▸ Stated task
Leave out the pictures and repeat the data exactly.

▸ Provided information
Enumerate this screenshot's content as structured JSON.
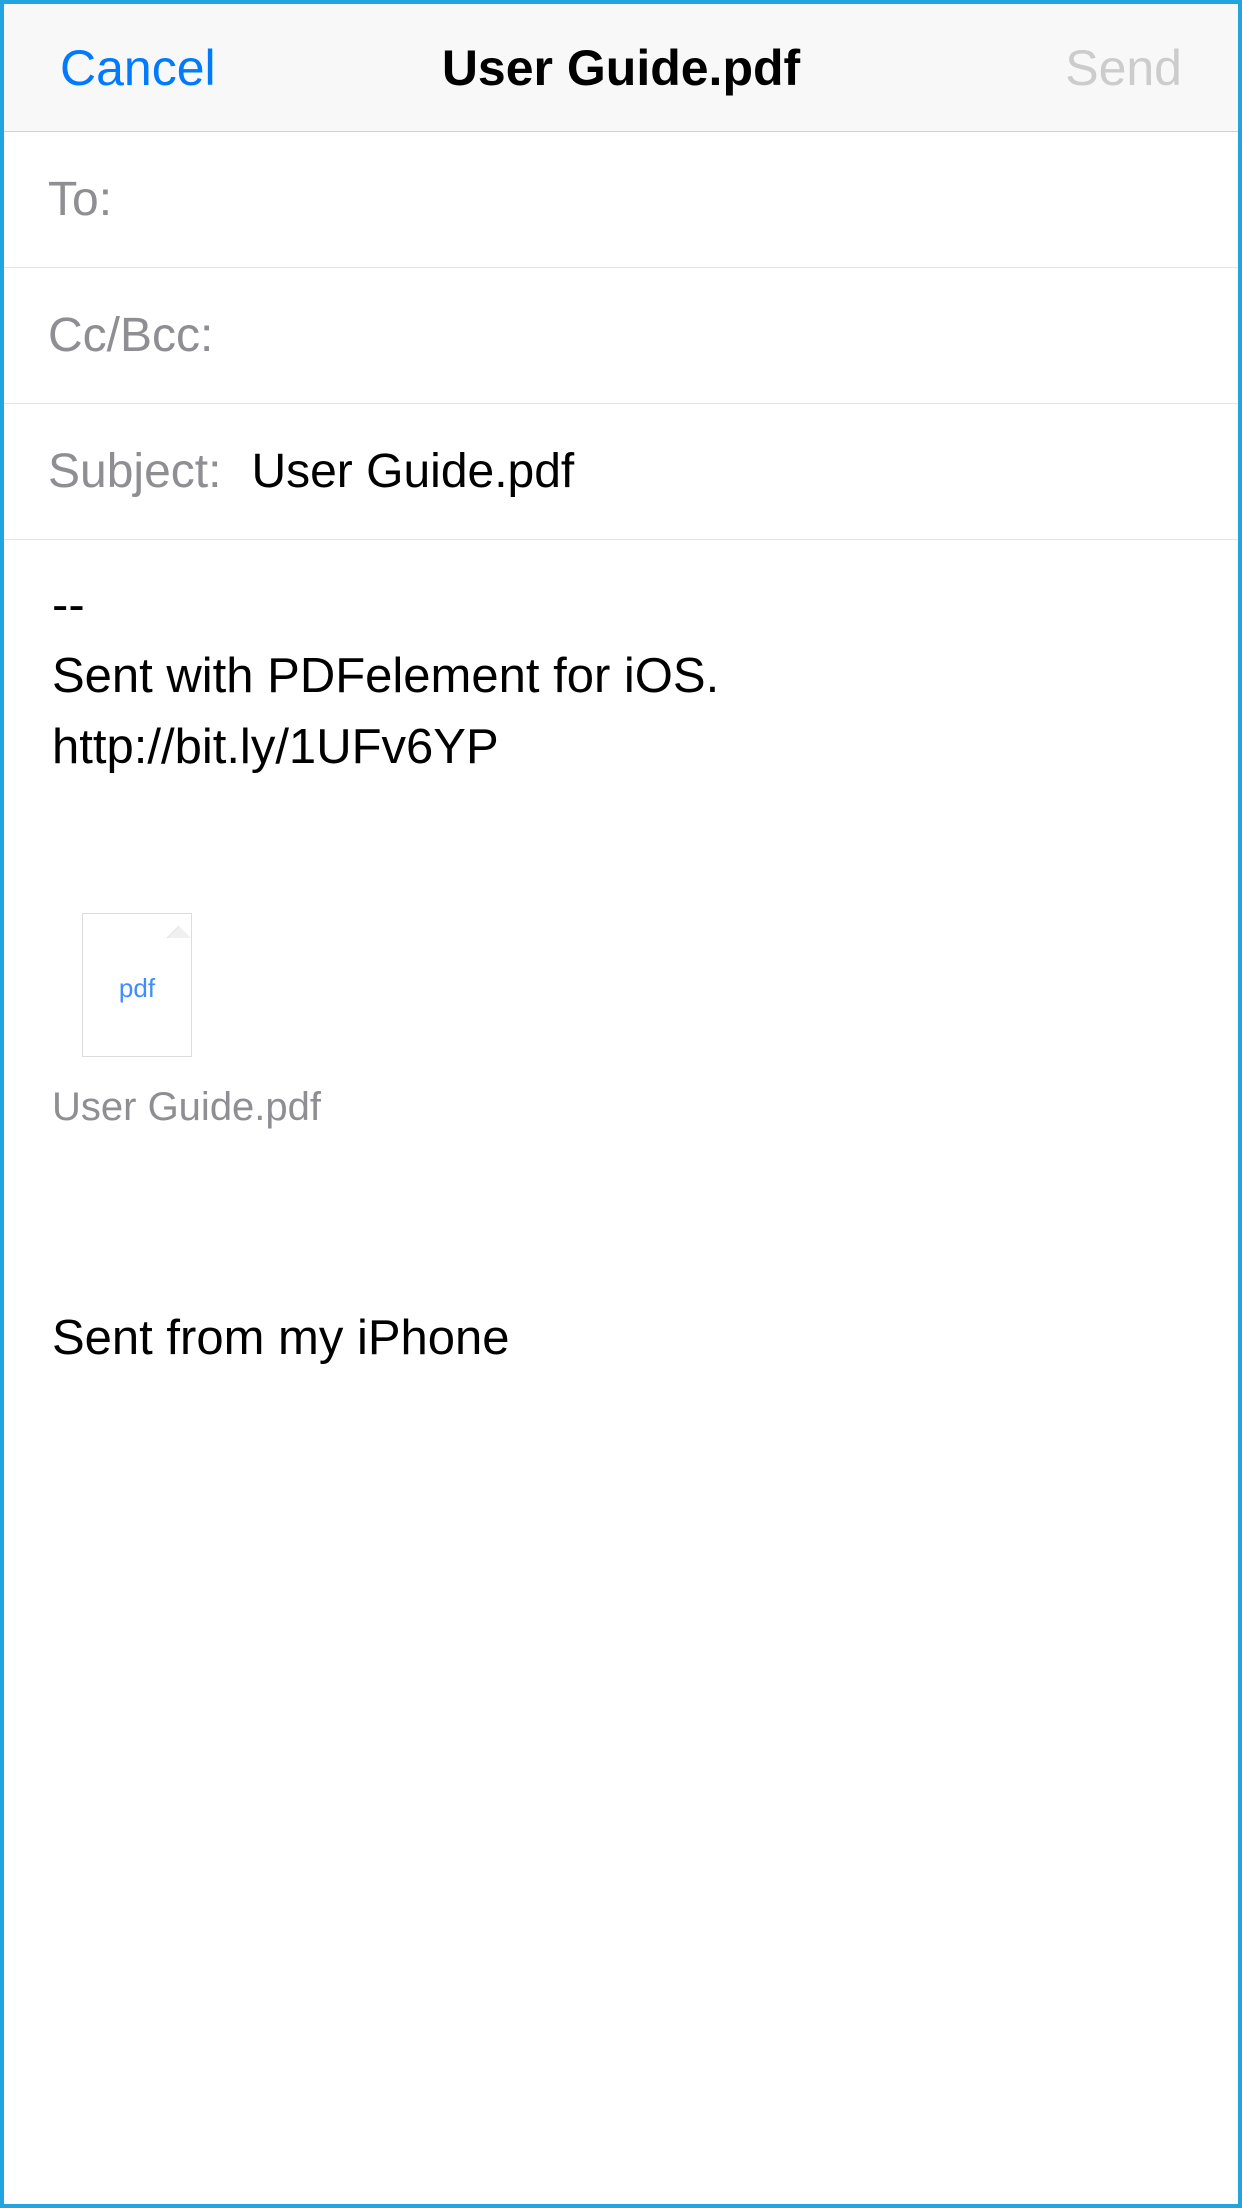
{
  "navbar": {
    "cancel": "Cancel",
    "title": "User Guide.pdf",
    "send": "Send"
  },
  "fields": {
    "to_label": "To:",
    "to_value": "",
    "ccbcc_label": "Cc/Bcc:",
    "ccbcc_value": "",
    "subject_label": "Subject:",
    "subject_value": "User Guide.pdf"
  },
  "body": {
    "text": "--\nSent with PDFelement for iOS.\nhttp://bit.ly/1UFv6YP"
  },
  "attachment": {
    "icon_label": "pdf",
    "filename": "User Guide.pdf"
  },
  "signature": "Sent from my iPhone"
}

▸ Solution for this exercise
Enumerate this screenshot's content as structured JSON.
{
  "navbar": {
    "cancel": "Cancel",
    "title": "User Guide.pdf",
    "send": "Send"
  },
  "fields": {
    "to_label": "To:",
    "to_value": "",
    "ccbcc_label": "Cc/Bcc:",
    "ccbcc_value": "",
    "subject_label": "Subject:",
    "subject_value": "User Guide.pdf"
  },
  "body": {
    "text": "--\nSent with PDFelement for iOS.\nhttp://bit.ly/1UFv6YP"
  },
  "attachment": {
    "icon_label": "pdf",
    "filename": "User Guide.pdf"
  },
  "signature": "Sent from my iPhone"
}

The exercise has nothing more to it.